## TASK
Across the listing below, how many lines hold "page"? Reply with the number by itself.

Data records
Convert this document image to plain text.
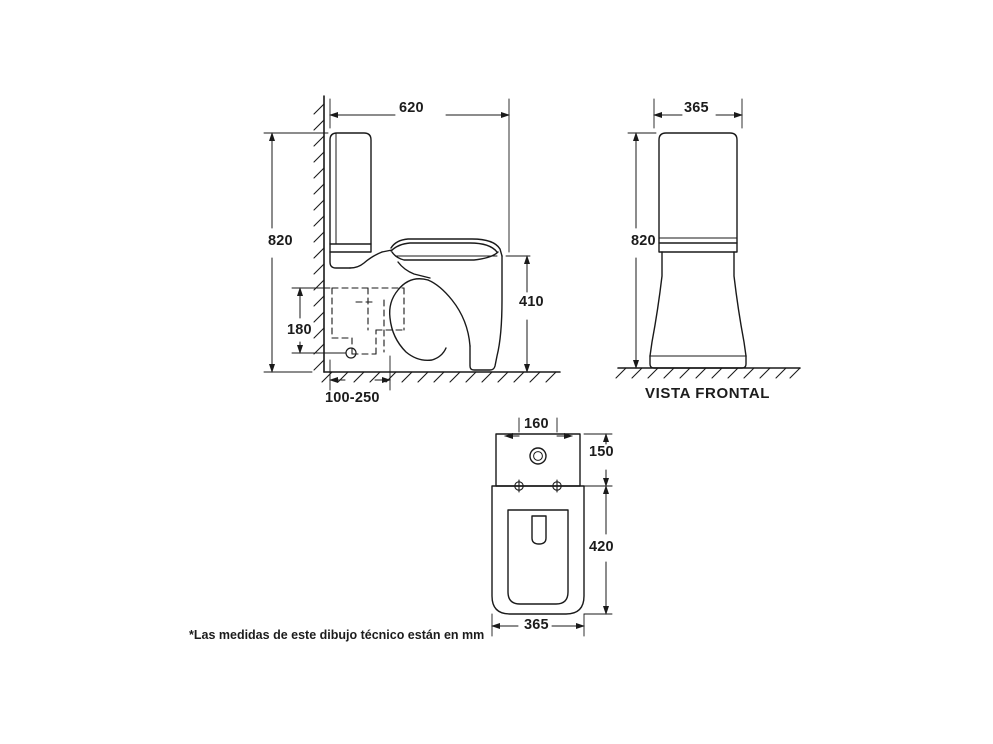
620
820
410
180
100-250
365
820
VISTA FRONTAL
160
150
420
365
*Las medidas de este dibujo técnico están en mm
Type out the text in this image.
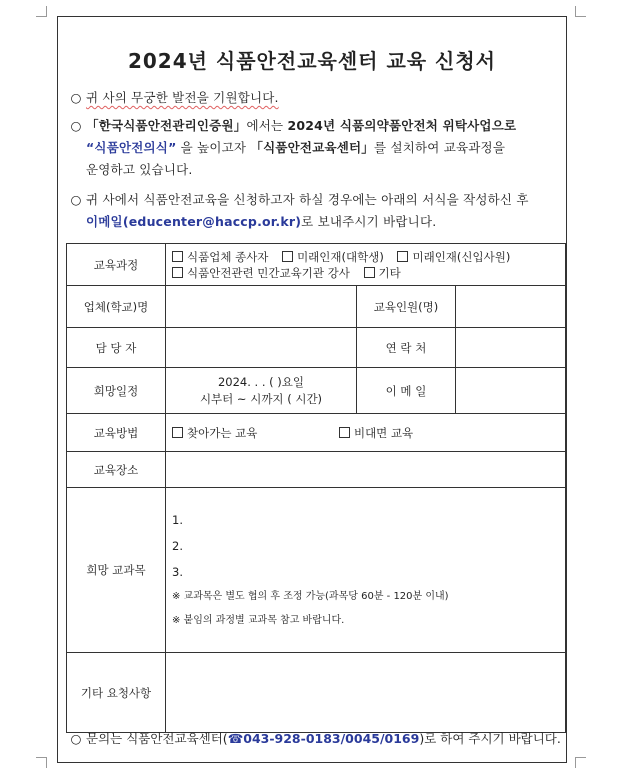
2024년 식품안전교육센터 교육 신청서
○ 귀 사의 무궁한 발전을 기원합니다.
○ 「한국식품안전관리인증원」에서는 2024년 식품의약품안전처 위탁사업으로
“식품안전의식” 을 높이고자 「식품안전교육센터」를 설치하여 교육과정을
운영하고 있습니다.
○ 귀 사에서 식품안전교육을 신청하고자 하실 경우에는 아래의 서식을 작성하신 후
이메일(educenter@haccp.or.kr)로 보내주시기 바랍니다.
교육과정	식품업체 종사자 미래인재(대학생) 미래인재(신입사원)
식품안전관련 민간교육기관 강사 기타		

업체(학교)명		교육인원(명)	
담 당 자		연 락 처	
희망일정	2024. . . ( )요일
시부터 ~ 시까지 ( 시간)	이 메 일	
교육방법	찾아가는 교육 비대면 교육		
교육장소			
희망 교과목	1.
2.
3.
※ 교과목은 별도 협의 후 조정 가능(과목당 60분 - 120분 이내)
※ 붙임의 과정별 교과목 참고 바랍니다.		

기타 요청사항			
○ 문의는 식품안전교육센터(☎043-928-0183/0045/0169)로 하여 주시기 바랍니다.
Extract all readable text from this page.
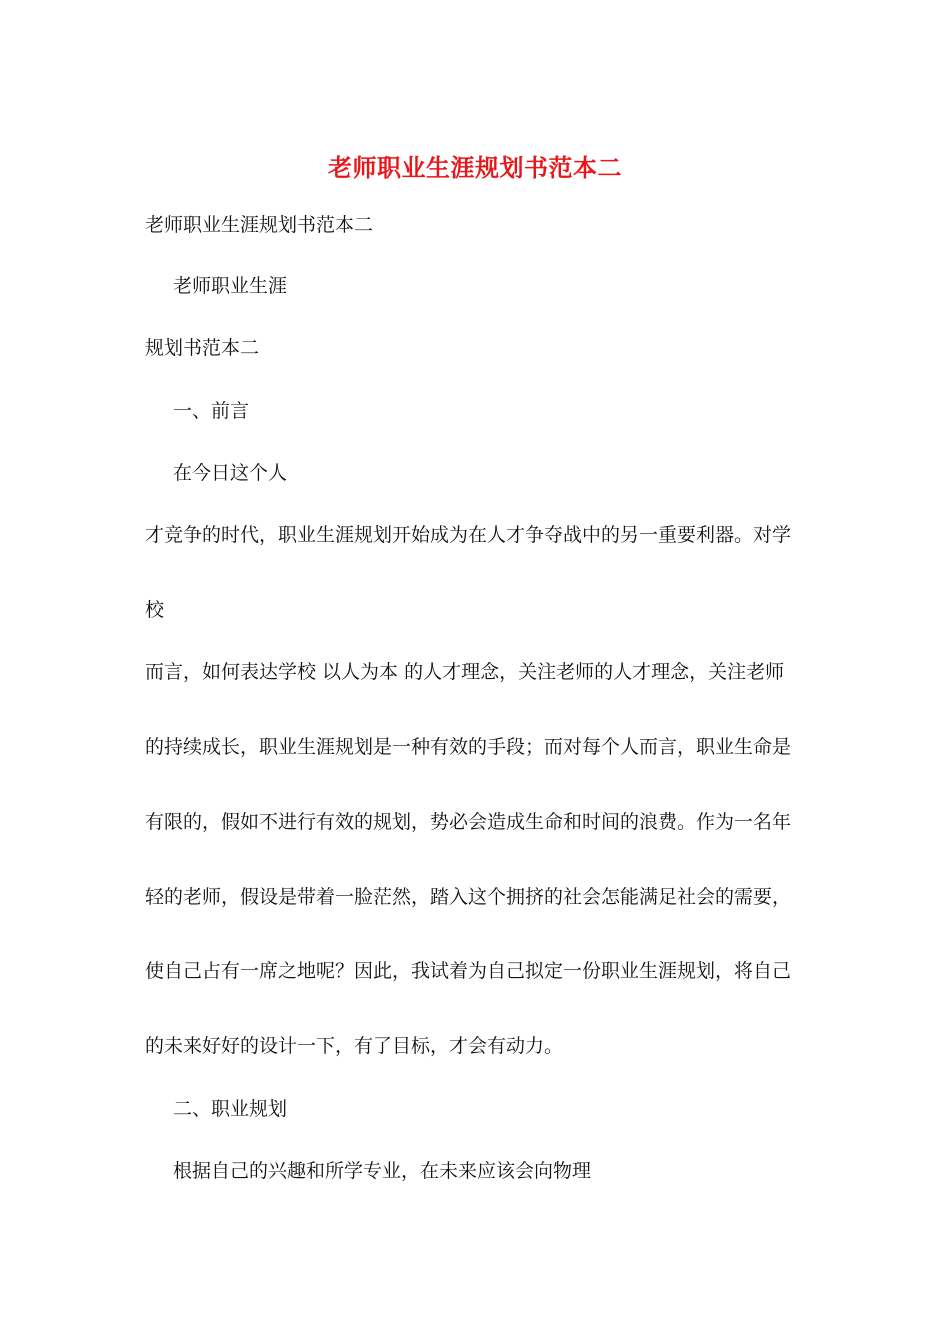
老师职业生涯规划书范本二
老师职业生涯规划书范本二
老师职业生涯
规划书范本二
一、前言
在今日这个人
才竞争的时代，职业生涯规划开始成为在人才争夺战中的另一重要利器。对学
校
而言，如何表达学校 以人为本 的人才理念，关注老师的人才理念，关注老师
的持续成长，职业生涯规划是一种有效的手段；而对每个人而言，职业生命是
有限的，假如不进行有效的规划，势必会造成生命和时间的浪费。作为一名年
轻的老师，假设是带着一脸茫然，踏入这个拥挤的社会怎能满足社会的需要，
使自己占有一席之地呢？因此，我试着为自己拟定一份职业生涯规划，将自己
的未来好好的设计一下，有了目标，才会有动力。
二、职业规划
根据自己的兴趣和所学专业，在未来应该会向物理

==

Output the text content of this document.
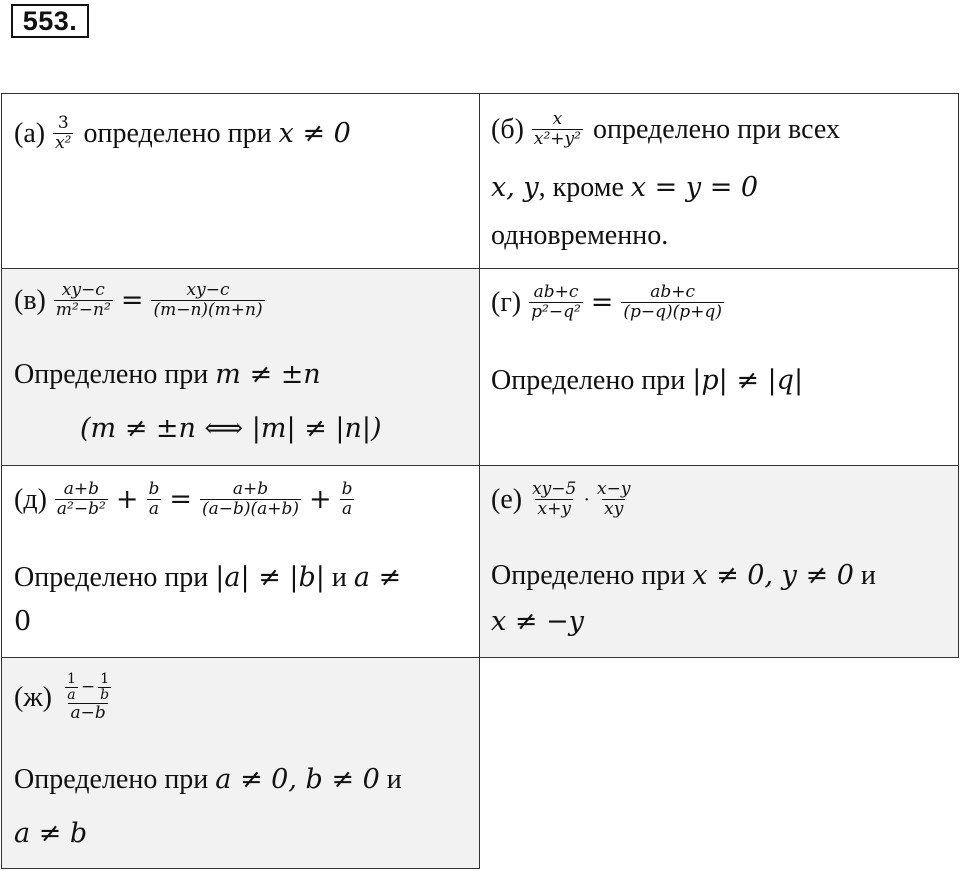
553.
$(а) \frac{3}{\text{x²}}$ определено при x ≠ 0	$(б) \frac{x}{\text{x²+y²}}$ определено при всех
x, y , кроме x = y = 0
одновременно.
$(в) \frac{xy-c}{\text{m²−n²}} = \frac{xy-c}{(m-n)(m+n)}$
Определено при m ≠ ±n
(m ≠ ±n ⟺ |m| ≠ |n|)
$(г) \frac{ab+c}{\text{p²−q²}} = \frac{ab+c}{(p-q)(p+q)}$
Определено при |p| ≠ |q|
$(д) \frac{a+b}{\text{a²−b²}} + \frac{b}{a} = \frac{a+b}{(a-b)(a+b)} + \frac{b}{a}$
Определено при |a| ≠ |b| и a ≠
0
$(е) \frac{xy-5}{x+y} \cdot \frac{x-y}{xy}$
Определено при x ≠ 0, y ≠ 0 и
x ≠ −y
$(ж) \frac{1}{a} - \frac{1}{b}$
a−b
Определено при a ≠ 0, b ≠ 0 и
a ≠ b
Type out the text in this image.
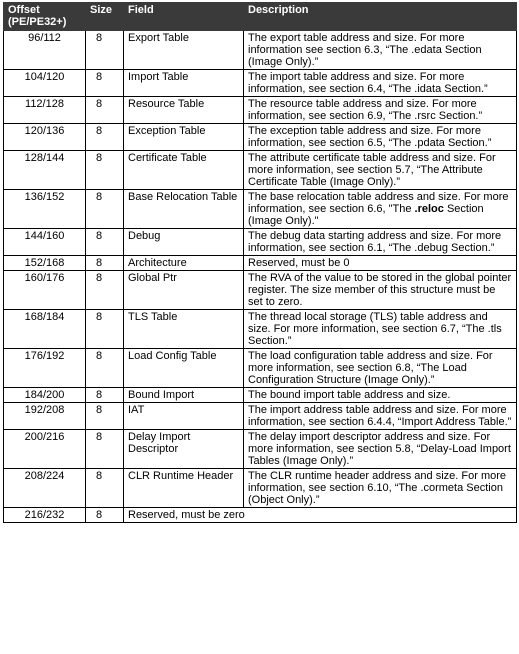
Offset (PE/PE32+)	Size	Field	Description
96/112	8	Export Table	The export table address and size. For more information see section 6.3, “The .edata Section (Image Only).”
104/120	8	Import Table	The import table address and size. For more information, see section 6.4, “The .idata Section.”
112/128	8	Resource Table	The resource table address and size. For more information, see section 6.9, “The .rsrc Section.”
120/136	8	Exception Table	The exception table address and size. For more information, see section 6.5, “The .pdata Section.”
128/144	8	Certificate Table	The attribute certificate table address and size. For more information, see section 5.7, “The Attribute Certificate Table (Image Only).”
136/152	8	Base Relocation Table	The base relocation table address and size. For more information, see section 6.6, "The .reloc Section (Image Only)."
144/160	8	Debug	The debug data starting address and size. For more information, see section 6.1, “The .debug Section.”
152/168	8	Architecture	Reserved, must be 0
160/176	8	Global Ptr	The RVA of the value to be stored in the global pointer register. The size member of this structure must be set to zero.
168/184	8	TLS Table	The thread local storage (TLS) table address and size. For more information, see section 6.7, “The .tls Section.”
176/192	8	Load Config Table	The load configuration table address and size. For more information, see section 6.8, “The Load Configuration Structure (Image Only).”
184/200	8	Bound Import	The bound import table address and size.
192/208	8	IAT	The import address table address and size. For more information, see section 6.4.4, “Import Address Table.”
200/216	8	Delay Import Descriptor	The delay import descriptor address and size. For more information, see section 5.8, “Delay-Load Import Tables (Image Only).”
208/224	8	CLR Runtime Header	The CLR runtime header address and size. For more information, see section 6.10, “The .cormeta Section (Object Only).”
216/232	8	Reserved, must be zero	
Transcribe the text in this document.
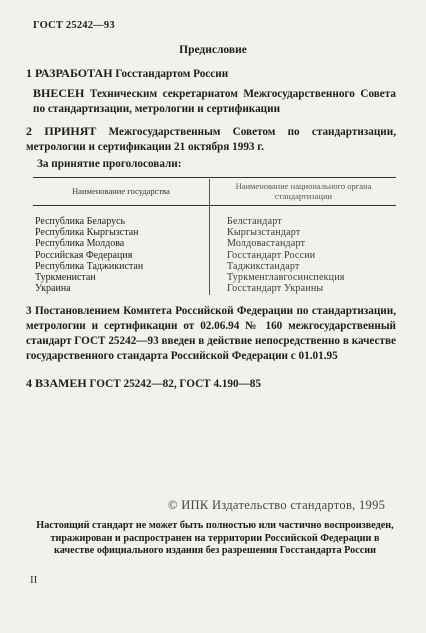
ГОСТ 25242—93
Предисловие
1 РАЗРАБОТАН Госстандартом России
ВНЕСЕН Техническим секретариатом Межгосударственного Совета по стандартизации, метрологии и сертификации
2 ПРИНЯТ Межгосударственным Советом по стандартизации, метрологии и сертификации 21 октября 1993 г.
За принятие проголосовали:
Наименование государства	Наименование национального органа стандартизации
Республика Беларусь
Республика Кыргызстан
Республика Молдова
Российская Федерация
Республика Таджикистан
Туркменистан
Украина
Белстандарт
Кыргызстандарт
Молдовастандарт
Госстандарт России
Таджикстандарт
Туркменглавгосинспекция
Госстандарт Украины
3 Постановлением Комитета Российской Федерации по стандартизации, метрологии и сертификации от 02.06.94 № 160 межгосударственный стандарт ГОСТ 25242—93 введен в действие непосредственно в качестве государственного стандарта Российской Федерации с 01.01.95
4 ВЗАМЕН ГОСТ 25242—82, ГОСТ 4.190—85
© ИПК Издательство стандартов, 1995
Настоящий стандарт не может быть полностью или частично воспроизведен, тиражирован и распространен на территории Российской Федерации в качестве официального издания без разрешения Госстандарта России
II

...

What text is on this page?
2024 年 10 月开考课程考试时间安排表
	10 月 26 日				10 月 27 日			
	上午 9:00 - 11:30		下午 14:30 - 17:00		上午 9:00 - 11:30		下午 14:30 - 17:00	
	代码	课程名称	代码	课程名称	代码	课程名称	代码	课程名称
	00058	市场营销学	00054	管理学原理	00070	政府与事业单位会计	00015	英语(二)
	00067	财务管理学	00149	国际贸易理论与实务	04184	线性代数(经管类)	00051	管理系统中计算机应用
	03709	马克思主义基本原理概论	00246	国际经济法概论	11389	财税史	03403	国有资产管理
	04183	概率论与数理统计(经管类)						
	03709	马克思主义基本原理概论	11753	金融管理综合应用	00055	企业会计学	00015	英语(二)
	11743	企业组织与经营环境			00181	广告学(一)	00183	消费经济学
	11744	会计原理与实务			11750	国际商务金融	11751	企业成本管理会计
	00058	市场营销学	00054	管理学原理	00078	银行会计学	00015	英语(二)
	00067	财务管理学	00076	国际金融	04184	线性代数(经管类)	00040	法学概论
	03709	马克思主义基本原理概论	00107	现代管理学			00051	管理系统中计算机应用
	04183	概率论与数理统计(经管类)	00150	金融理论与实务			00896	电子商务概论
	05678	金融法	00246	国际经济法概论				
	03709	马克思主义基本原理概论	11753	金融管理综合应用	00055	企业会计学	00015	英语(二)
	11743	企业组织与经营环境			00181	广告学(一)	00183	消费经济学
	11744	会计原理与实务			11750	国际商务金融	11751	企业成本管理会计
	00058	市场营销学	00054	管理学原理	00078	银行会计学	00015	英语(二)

## FINAL RESULT
2